— Start DATA IN THIS EXERCISE —
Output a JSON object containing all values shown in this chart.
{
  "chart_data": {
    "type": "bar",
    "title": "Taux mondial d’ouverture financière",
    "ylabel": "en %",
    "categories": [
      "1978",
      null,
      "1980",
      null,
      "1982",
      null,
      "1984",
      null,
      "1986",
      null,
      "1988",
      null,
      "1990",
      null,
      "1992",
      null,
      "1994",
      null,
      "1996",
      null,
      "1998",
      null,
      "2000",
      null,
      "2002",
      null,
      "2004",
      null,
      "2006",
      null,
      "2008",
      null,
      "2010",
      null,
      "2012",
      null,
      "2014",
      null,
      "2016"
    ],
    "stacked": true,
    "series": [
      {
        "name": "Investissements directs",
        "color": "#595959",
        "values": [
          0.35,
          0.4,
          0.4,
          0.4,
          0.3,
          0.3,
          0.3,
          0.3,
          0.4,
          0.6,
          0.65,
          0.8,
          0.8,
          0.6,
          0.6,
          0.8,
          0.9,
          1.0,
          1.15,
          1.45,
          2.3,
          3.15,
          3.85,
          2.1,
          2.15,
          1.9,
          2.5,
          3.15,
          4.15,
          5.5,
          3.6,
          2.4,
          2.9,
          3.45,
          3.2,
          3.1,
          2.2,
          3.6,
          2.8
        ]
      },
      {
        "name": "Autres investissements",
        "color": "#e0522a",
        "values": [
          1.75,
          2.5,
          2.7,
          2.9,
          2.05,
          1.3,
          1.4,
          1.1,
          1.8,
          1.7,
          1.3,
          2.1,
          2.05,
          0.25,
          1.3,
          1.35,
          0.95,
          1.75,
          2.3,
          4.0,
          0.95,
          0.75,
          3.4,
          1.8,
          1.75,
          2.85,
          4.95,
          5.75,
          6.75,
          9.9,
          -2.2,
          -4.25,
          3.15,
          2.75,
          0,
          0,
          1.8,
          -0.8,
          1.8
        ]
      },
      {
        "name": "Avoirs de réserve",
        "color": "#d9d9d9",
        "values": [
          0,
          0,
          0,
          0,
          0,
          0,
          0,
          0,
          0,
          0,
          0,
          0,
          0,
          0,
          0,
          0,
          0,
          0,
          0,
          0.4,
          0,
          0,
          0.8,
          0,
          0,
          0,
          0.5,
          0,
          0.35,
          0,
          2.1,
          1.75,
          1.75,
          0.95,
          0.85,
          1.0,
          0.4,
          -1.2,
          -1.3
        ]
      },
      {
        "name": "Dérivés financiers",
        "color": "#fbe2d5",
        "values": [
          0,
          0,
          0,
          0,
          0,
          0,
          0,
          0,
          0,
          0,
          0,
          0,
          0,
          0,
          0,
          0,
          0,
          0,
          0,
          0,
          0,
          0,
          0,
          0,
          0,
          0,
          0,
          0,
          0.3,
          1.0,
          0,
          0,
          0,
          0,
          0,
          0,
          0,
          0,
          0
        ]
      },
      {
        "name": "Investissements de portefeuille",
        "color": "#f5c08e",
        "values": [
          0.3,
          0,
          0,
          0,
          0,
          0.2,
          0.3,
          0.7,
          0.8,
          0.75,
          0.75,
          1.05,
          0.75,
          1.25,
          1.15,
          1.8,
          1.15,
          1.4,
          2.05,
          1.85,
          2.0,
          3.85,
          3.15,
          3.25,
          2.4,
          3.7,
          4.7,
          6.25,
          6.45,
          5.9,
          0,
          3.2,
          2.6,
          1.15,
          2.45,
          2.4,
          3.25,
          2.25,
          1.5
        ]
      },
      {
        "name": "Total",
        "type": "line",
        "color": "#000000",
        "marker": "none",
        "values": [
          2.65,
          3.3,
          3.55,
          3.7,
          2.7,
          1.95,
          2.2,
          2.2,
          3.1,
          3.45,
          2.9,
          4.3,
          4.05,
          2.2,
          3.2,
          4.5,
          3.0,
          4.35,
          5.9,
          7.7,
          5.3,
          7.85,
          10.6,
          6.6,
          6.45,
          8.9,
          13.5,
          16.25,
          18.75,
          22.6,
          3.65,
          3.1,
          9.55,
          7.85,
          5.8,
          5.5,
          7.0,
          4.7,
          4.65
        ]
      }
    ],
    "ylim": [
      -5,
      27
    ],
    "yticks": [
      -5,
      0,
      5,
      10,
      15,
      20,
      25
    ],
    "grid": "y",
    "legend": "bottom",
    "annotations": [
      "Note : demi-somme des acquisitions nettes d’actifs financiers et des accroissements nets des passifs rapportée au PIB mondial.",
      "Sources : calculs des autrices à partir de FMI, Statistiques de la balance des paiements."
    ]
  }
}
— End DATA IN THIS EXERCISE —
◆ WHAT IS EXPECTED ◆
Emit the full listing verbatim.

◆ RESULT OF THIS TASK ◆
Output a JSON object containing all values shown in this chart.
{
  "chart_data": {
    "type": "bar",
    "title": "Taux mondial d’ouverture financière",
    "ylabel": "en %",
    "categories": [
      "1978",
      null,
      "1980",
      null,
      "1982",
      null,
      "1984",
      null,
      "1986",
      null,
      "1988",
      null,
      "1990",
      null,
      "1992",
      null,
      "1994",
      null,
      "1996",
      null,
      "1998",
      null,
      "2000",
      null,
      "2002",
      null,
      "2004",
      null,
      "2006",
      null,
      "2008",
      null,
      "2010",
      null,
      "2012",
      null,
      "2014",
      null,
      "2016"
    ],
    "stacked": true,
    "series": [
      {
        "name": "Investissements directs",
        "color": "#595959",
        "values": [
          0.35,
          0.4,
          0.4,
          0.4,
          0.3,
          0.3,
          0.3,
          0.3,
          0.4,
          0.6,
          0.65,
          0.8,
          0.8,
          0.6,
          0.6,
          0.8,
          0.9,
          1.0,
          1.15,
          1.45,
          2.3,
          3.15,
          3.85,
          2.1,
          2.15,
          1.9,
          2.5,
          3.15,
          4.15,
          5.5,
          3.6,
          2.4,
          2.9,
          3.45,
          3.2,
          3.1,
          2.2,
          3.6,
          2.8
        ]
      },
      {
        "name": "Autres investissements",
        "color": "#e0522a",
        "values": [
          1.75,
          2.5,
          2.7,
          2.9,
          2.05,
          1.3,
          1.4,
          1.1,
          1.8,
          1.7,
          1.3,
          2.1,
          2.05,
          0.25,
          1.3,
          1.35,
          0.95,
          1.75,
          2.3,
          4.0,
          0.95,
          0.75,
          3.4,
          1.8,
          1.75,
          2.85,
          4.95,
          5.75,
          6.75,
          9.9,
          -2.2,
          -4.25,
          3.15,
          2.75,
          0,
          0,
          1.8,
          -0.8,
          1.8
        ]
      },
      {
        "name": "Avoirs de réserve",
        "color": "#d9d9d9",
        "values": [
          0,
          0,
          0,
          0,
          0,
          0,
          0,
          0,
          0,
          0,
          0,
          0,
          0,
          0,
          0,
          0,
          0,
          0,
          0,
          0.4,
          0,
          0,
          0.8,
          0,
          0,
          0,
          0.5,
          0,
          0.35,
          0,
          2.1,
          1.75,
          1.75,
          0.95,
          0.85,
          1.0,
          0.4,
          -1.2,
          -1.3
        ]
      },
      {
        "name": "Dérivés financiers",
        "color": "#fbe2d5",
        "values": [
          0,
          0,
          0,
          0,
          0,
          0,
          0,
          0,
          0,
          0,
          0,
          0,
          0,
          0,
          0,
          0,
          0,
          0,
          0,
          0,
          0,
          0,
          0,
          0,
          0,
          0,
          0,
          0,
          0.3,
          1.0,
          0,
          0,
          0,
          0,
          0,
          0,
          0,
          0,
          0
        ]
      },
      {
        "name": "Investissements de portefeuille",
        "color": "#f5c08e",
        "values": [
          0.3,
          0,
          0,
          0,
          0,
          0.2,
          0.3,
          0.7,
          0.8,
          0.75,
          0.75,
          1.05,
          0.75,
          1.25,
          1.15,
          1.8,
          1.15,
          1.4,
          2.05,
          1.85,
          2.0,
          3.85,
          3.15,
          3.25,
          2.4,
          3.7,
          4.7,
          6.25,
          6.45,
          5.9,
          0,
          3.2,
          2.6,
          1.15,
          2.45,
          2.4,
          3.25,
          2.25,
          1.5
        ]
      },
      {
        "name": "Total",
        "type": "line",
        "color": "#000000",
        "marker": "none",
        "values": [
          2.65,
          3.3,
          3.55,
          3.7,
          2.7,
          1.95,
          2.2,
          2.2,
          3.1,
          3.45,
          2.9,
          4.3,
          4.05,
          2.2,
          3.2,
          4.5,
          3.0,
          4.35,
          5.9,
          7.7,
          5.3,
          7.85,
          10.6,
          6.6,
          6.45,
          8.9,
          13.5,
          16.25,
          18.75,
          22.6,
          3.65,
          3.1,
          9.55,
          7.85,
          5.8,
          5.5,
          7.0,
          4.7,
          4.65
        ]
      }
    ],
    "ylim": [
      -5,
      27
    ],
    "yticks": [
      -5,
      0,
      5,
      10,
      15,
      20,
      25
    ],
    "grid": "y",
    "legend": "bottom",
    "annotations": [
      "Note : demi-somme des acquisitions nettes d’actifs financiers et des accroissements nets des passifs rapportée au PIB mondial.",
      "Sources : calculs des autrices à partir de FMI, Statistiques de la balance des paiements."
    ]
  }
}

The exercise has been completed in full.